-- Begin GIVEN RECORDS --

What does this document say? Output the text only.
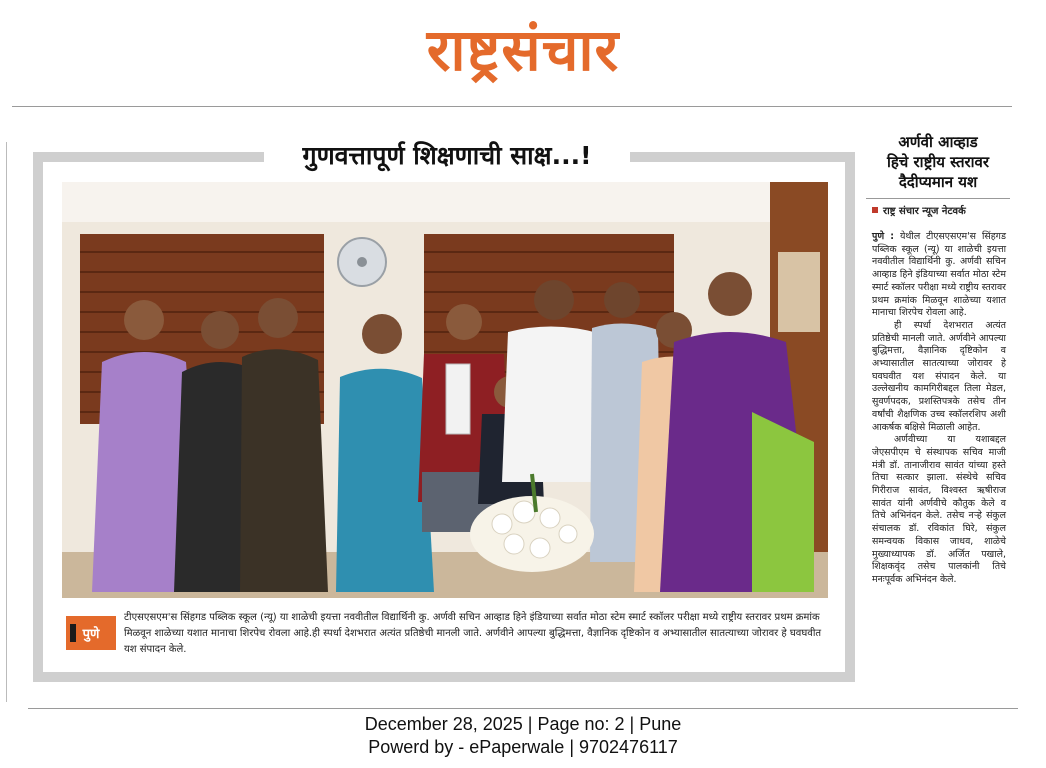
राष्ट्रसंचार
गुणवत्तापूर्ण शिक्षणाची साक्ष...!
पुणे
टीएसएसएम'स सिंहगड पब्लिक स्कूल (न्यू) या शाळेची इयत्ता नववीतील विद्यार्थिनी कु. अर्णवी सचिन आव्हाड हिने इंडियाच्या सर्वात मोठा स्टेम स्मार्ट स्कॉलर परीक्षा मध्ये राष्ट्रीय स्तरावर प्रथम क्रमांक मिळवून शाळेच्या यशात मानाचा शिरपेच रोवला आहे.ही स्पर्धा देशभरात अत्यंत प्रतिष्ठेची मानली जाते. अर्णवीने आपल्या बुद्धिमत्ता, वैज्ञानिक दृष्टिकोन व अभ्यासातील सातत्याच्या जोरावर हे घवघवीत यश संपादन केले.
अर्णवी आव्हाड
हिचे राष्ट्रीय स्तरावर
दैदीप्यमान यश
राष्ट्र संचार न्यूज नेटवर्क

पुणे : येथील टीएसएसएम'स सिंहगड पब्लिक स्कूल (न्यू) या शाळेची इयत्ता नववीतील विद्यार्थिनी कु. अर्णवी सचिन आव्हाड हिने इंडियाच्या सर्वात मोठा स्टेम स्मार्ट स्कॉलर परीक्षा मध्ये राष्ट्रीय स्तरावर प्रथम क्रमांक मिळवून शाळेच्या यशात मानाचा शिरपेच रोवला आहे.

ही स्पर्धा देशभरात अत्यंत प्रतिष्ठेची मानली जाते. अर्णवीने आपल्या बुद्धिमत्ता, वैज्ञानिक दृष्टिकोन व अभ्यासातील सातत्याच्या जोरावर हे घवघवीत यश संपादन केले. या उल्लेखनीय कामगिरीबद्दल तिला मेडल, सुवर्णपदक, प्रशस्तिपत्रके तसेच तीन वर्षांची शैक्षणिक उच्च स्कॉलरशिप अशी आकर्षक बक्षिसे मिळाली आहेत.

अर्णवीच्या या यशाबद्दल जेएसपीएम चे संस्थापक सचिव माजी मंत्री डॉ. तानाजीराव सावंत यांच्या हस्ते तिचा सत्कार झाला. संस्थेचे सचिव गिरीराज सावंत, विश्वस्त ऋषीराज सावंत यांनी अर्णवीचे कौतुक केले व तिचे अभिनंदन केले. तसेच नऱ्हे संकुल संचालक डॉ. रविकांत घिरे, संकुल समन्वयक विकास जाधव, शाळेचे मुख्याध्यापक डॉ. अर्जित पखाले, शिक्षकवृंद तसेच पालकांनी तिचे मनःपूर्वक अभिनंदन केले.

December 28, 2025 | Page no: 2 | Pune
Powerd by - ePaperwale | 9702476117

-- End GIVEN RECORDS --
-- Begin GIVEN RECORDS --

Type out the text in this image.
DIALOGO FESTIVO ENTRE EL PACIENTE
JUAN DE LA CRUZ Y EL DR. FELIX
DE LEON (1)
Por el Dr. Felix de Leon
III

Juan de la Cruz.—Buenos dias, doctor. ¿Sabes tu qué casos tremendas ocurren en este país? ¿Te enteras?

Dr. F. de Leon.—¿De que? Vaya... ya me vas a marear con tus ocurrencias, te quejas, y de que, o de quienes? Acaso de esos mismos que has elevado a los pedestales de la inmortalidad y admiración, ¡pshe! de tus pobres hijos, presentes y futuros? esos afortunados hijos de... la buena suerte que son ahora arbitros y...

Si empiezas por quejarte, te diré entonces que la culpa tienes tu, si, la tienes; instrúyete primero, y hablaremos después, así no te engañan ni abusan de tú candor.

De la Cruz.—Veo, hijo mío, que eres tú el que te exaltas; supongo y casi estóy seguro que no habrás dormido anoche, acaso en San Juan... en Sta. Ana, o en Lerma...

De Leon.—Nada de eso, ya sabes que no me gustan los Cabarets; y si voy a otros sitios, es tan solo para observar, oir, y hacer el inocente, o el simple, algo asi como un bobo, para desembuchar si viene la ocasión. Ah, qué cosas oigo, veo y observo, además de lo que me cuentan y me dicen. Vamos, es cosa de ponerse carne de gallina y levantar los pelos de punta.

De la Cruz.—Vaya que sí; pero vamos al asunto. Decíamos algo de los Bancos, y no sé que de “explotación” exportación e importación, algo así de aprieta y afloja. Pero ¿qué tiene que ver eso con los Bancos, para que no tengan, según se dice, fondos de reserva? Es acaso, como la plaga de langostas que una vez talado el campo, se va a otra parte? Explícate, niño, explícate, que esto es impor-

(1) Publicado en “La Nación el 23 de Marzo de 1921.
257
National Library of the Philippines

-- End GIVEN RECORDS --

* _DESCRIPTION OF THE TASK_
From the entries above, list each line with "एसएसएम" in it.

* _RESPONSE_
टीएसएसएम'स सिंहगड पब्लिक स्कूल (न्यू) या शाळेची इयत्ता नववीतील विद्यार्थिनी कु. अर्णवी सचिन आव्हाड हिने इंडियाच्या सर्वात मोठा स्टेम स्मार्ट स्कॉलर परीक्षा मध्ये राष्ट्रीय स्तरावर प्रथम क्रमांक मिळवून शाळेच्या यशात मानाचा शिरपेच रोवला आहे.ही स्पर्धा देशभरात अत्यंत प्रतिष्ठेची मानली जाते. अर्णवीने आपल्या बुद्धिमत्ता, वैज्ञानिक दृष्टिकोन व अभ्यासातील सातत्याच्या जोरावर हे घवघवीत यश संपादन केले.
पुणे : येथील टीएसएसएम'स सिंहगड पब्लिक स्कूल (न्यू) या शाळेची इयत्ता नववीतील विद्यार्थिनी कु. अर्णवी सचिन आव्हाड हिने इंडियाच्या सर्वात मोठा स्टेम स्मार्ट स्कॉलर परीक्षा मध्ये राष्ट्रीय स्तरावर प्रथम क्रमांक मिळवून शाळेच्या यशात मानाचा शिरपेच रोवला आहे.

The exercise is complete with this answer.